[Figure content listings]
— begin —

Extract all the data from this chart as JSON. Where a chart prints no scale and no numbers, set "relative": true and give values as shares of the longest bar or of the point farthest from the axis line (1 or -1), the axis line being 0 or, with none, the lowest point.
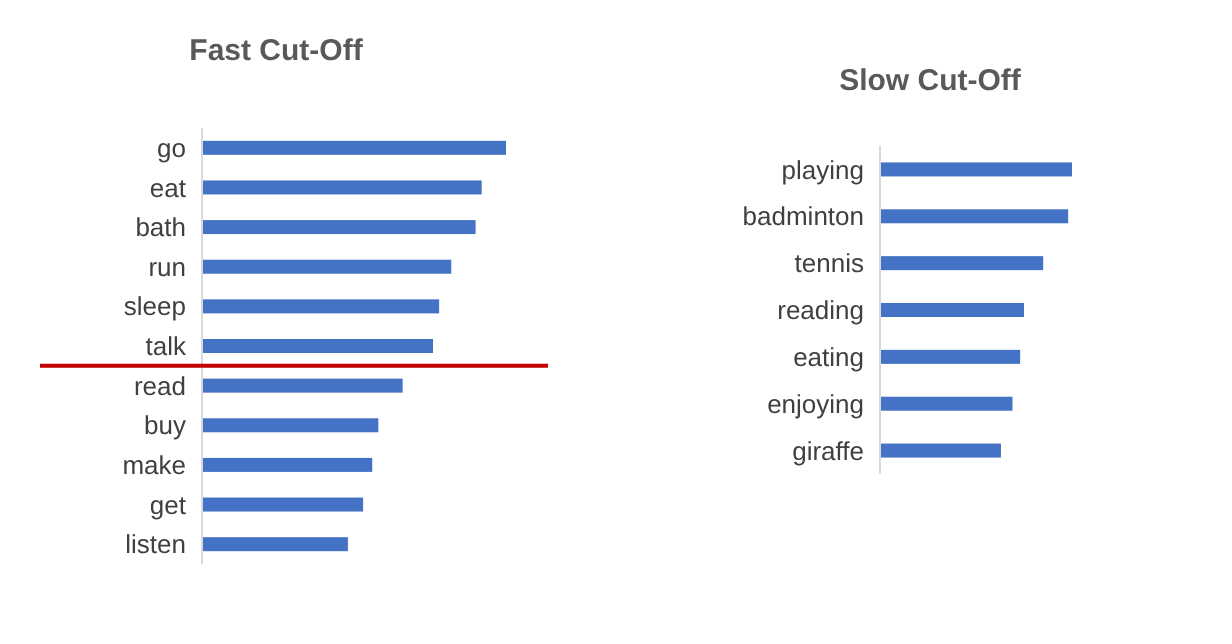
{
  "chart_data": [
    {
      "type": "bar",
      "orientation": "horizontal",
      "relative": true,
      "title": "Fast Cut-Off",
      "categories": [
        "go",
        "eat",
        "bath",
        "run",
        "sleep",
        "talk",
        "read",
        "buy",
        "make",
        "get",
        "listen"
      ],
      "series": [
        {
          "color": "#4472c4",
          "values": [
            1,
            0.92,
            0.9,
            0.82,
            0.78,
            0.76,
            0.66,
            0.58,
            0.56,
            0.53,
            0.48
          ]
        }
      ],
      "ref_lines": [
        {
          "axis": "y",
          "value": "read",
          "color": "#c00000"
        }
      ]
    },
    {
      "type": "bar",
      "orientation": "horizontal",
      "relative": true,
      "title": "Slow Cut-Off",
      "categories": [
        "playing",
        "badminton",
        "tennis",
        "reading",
        "eating",
        "enjoying",
        "giraffe"
      ],
      "series": [
        {
          "color": "#4472c4",
          "values": [
            1,
            0.98,
            0.85,
            0.75,
            0.73,
            0.69,
            0.63
          ]
        }
      ]
    }
  ]
}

— end —

• _Requirements_
Transcribe the material exactly, leaving every picture out.

• _Exercise answer_
Extract all the data from this chart as JSON. Where a chart prints no scale and no numbers, set "relative": true and give values as shares of the longest bar or of the point farthest from the axis line (1 or -1), the axis line being 0 or, with none, the lowest point.
{
  "chart_data": [
    {
      "type": "bar",
      "orientation": "horizontal",
      "relative": true,
      "title": "Fast Cut-Off",
      "categories": [
        "go",
        "eat",
        "bath",
        "run",
        "sleep",
        "talk",
        "read",
        "buy",
        "make",
        "get",
        "listen"
      ],
      "series": [
        {
          "color": "#4472c4",
          "values": [
            1,
            0.92,
            0.9,
            0.82,
            0.78,
            0.76,
            0.66,
            0.58,
            0.56,
            0.53,
            0.48
          ]
        }
      ],
      "ref_lines": [
        {
          "axis": "y",
          "value": "read",
          "color": "#c00000"
        }
      ]
    },
    {
      "type": "bar",
      "orientation": "horizontal",
      "relative": true,
      "title": "Slow Cut-Off",
      "categories": [
        "playing",
        "badminton",
        "tennis",
        "reading",
        "eating",
        "enjoying",
        "giraffe"
      ],
      "series": [
        {
          "color": "#4472c4",
          "values": [
            1,
            0.98,
            0.85,
            0.75,
            0.73,
            0.69,
            0.63
          ]
        }
      ]
    }
  ]
}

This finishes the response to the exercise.